- [Pedido escrito]: Prolonga a história da perseguição do Castanheira ao Xungoso a partir da pergunta feita pela terapeuta Zézé.

++++ Trecho apresentado

Wednesday, March 30, 2011

Agarrem que é ladrão

Camarada Choco

Aventura 77

Apesar de já não poder guiar o “machibombo”, o Castanheira ainda estava “prás curvas”, e foi por isso que o intruso não passou despercebido e teve de acelerar mal se apanhou no exterior da Escola para Desaparafusados & Afins da Venteira. Mas no seu encalço ia o motorista mais famoso da Brandoa, capaz de conduzir uma carrinha de nove lugares com trinta Desaparafusados, e dos grandes, no interior, mais a Mosca Morta, a Tété Destravada, a Jaquina, e quantos fossem precisos, e tudo isto sem usar os travões na maior descida do local, com 90% de inclinação, que colocava sempre o conteúdo estomacal da Careca colado ao pára-brisas, altura em que o Castanheira passava a guiar por instinto. A primeira curva foi feita em slide, o intruso, que passará a ser conhecido como Xungoso, pareceu ir capotar, enquanto que o nosso herói  começou a ter “rates”, sinal de que as válvulas do escape já estavam lassas devido à idade; na recta o Castanheira ainda conseguiu pôr o turbo, mas foi traído pelos óculos chineses que insistia em usar, e por isso não viu que o Xungoso se despistara e entrara de rompante num dos prédios. Felizmente as carcaças da padaria serviram de air-bag e o nosso herói pode regressar à escola são e salvo. Deu de caras com a Afilhada Principal, a única vítima do Xungoso, que ameaçava tudo e todos com um mês de raiva, pois o intruso roubara-lhe o que de mais precioso tinha:
- Dinheiro?? – Perguntou a terapeuta Zézé.

++++++++
++++ Registos brutos

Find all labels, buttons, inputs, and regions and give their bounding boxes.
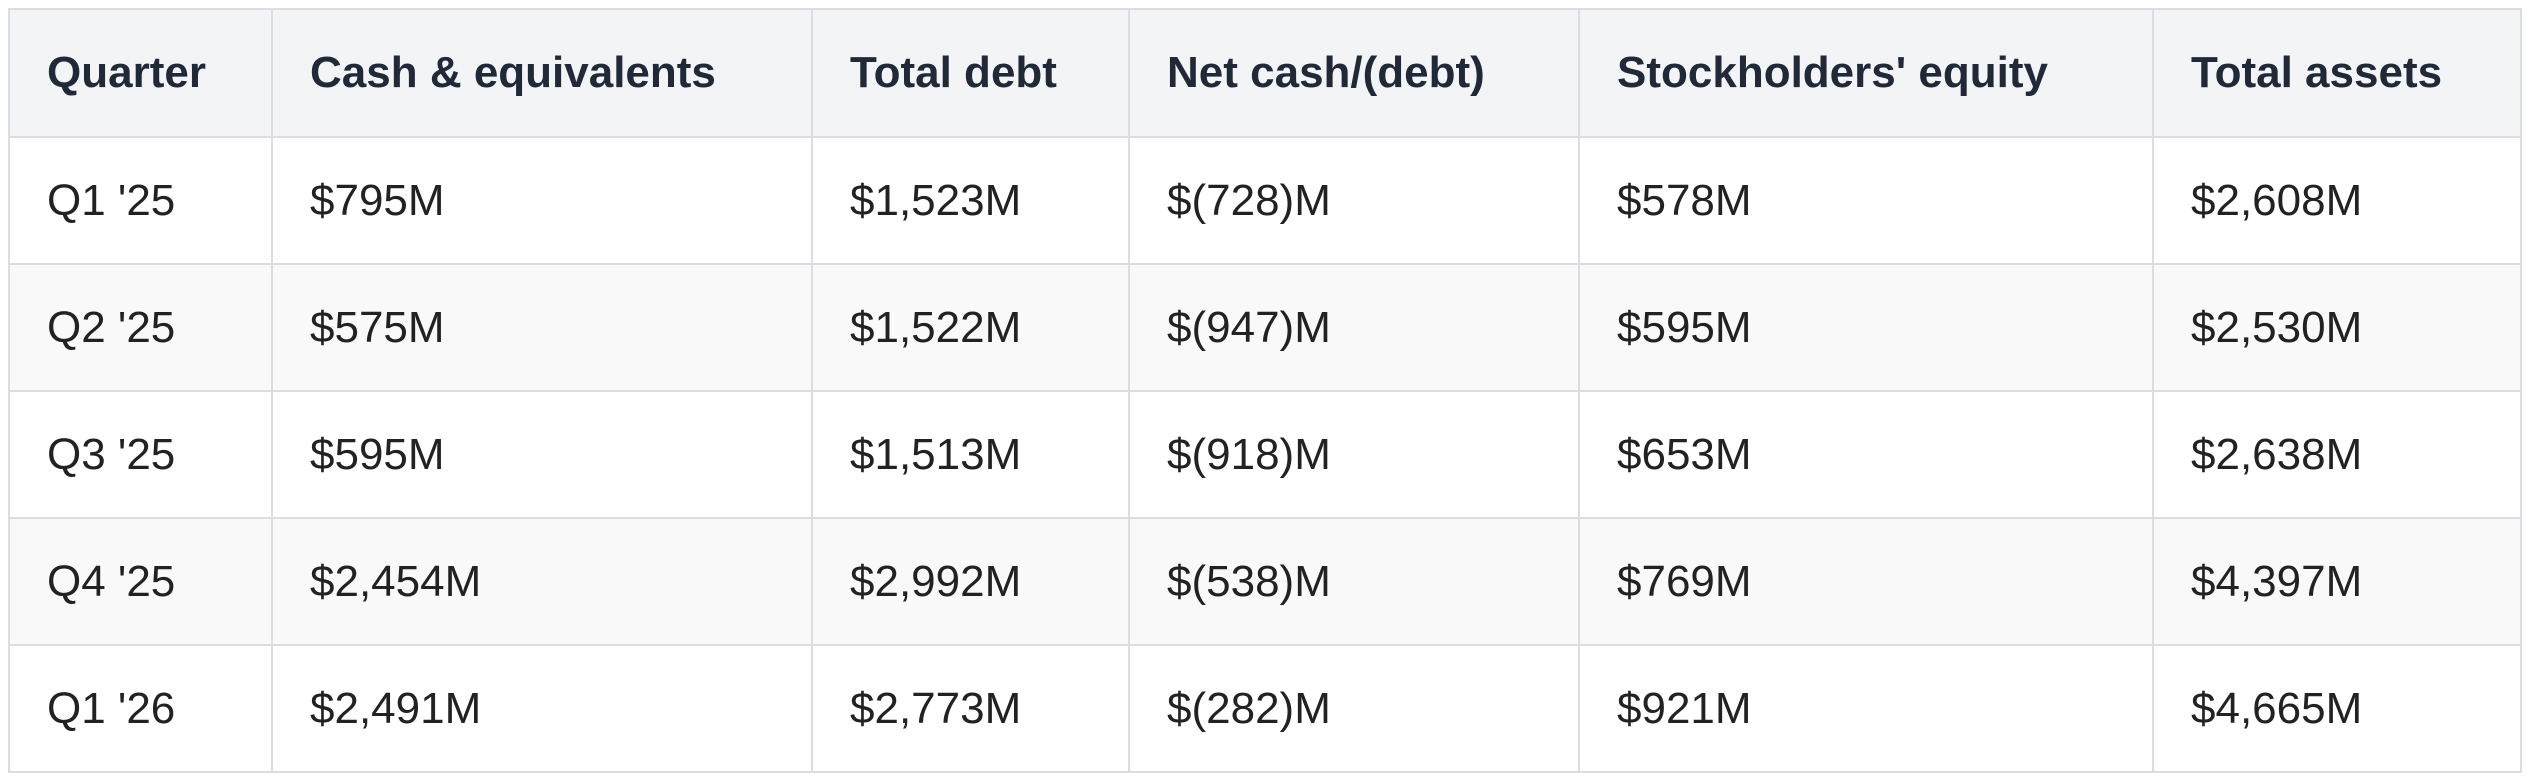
table-row: Q1 '25 $795M $1,523M $(728)M $578M $2,608M	[8, 136, 2522, 265]
table-cell: Q1 '25	[8, 136, 273, 265]
table-cell: $578M	[1578, 136, 2154, 265]
table-cell: Q4 '25	[8, 517, 273, 646]
table-cell: $(538)M	[1128, 517, 1580, 646]
table-cell: $4,397M	[2152, 517, 2522, 646]
table-body: Q1 '25 $795M $1,523M $(728)M $578M $2,608M Q2 …	[8, 136, 2522, 773]
table-row: Q2 '25 $575M $1,522M $(947)M $595M $2,530M	[8, 263, 2522, 392]
table-cell: $595M	[1578, 263, 2154, 392]
header-cell: Quarter	[8, 8, 273, 138]
table-cell: $595M	[271, 390, 813, 519]
header-cell: Total assets	[2152, 8, 2522, 138]
table-cell: $921M	[1578, 644, 2154, 773]
header-cell: Cash & equivalents	[271, 8, 813, 138]
header-cell: Stockholders' equity	[1578, 8, 2154, 138]
table-cell: $2,530M	[2152, 263, 2522, 392]
table-cell: $2,491M	[271, 644, 813, 773]
header-row: Quarter Cash & equivalents Total debt Net c…	[8, 8, 2522, 138]
table-cell: Q2 '25	[8, 263, 273, 392]
table-cell: $2,992M	[811, 517, 1130, 646]
table-cell: $(918)M	[1128, 390, 1580, 519]
header-cell: Net cash/(debt)	[1128, 8, 1580, 138]
table-cell: $2,454M	[271, 517, 813, 646]
table-row: Q3 '25 $595M $1,513M $(918)M $653M $2,638M	[8, 390, 2522, 519]
table-cell: $1,513M	[811, 390, 1130, 519]
table-cell: $2,773M	[811, 644, 1130, 773]
table-container: Quarter Cash & equivalents Total debt Net c…	[8, 8, 2522, 773]
table-row: Q4 '25 $2,454M $2,992M $(538)M $769M $4,397M	[8, 517, 2522, 646]
table-cell: $653M	[1578, 390, 2154, 519]
table-cell: $2,608M	[2152, 136, 2522, 265]
table-header: Quarter Cash & equivalents Total debt Net c…	[8, 8, 2522, 138]
table-cell: $4,665M	[2152, 644, 2522, 773]
table-cell: $795M	[271, 136, 813, 265]
table-row: Q1 '26 $2,491M $2,773M $(282)M $921M $4,665M	[8, 644, 2522, 773]
table-cell: Q3 '25	[8, 390, 273, 519]
table-cell: $769M	[1578, 517, 2154, 646]
header-cell: Total debt	[811, 8, 1130, 138]
table-cell: $575M	[271, 263, 813, 392]
table-cell: $(728)M	[1128, 136, 1580, 265]
table-cell: $(947)M	[1128, 263, 1580, 392]
data-table: Quarter Cash & equivalents Total debt Net c…	[8, 8, 2522, 773]
table-cell: Q1 '26	[8, 644, 273, 773]
table-cell: $1,523M	[811, 136, 1130, 265]
table-cell: $1,522M	[811, 263, 1130, 392]
table-cell: $2,638M	[2152, 390, 2522, 519]
table-cell: $(282)M	[1128, 644, 1580, 773]
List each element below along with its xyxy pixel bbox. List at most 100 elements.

++++++++

- [A resposta]:
- Isso não interessa!
- O B.I.? – Questionou a Fisio Raposinha.
- Faz-se outro!
- O Multibanco? – Interveio o Vira-Bicos.
- Tenho mais!
- Cheques?
- Nãooooooooooo!
O mistério adensou-se, porque é que a Sobrinha Principal ameaçava lançar a bomba atómica? Nem uma promessa de aumento a fez deixar de espumar. A verdade veio a seco:
- O Xungoso ousou levar a carteira onde eu tinha a foto dos meus anjinhos a atirar a vizinha do r/c chão do telhado do prédio!
Era demais, nem com o argumento de que oportunidades  de registar os seus meninos em actividades pedagógicas iriam ser diárias, a convenceram a recolher as garras.
- Eu quero a foto!
E tudo se esclareceu algum tempo depois quando se descobriu que após o despiste o Xungoso largara a carteira. Mesmo assim a Afilhada Principal apresentou queixa às autoridades, e prometeu apresentar como prova as imagens dos filmes clandestinos da Madrinha, a Dra. Com Caneco (ex-Sem canudo).
- Ordeno-lhe que deixe de apresentar queixa, - gritou a Dra. Com Caneco, com receio de também passar a ser companheira de carteira do Xungoso.
- Nem pensar, o seu colega…perdão…aquele indivíduo, quase traumatizou os meus meninos, - berrou a Afilhada Principal, de dedo em riste. – Se eu chegasse a casa sem a foto, os meus anjinhos poderiam deixar de arremessar velhas do telhado, e isso teria com toda a certeza implicações nas suas vidas adultas. Eu quero ver a cara do Xungoso, para o atirar do prédio mais alto da Venteira.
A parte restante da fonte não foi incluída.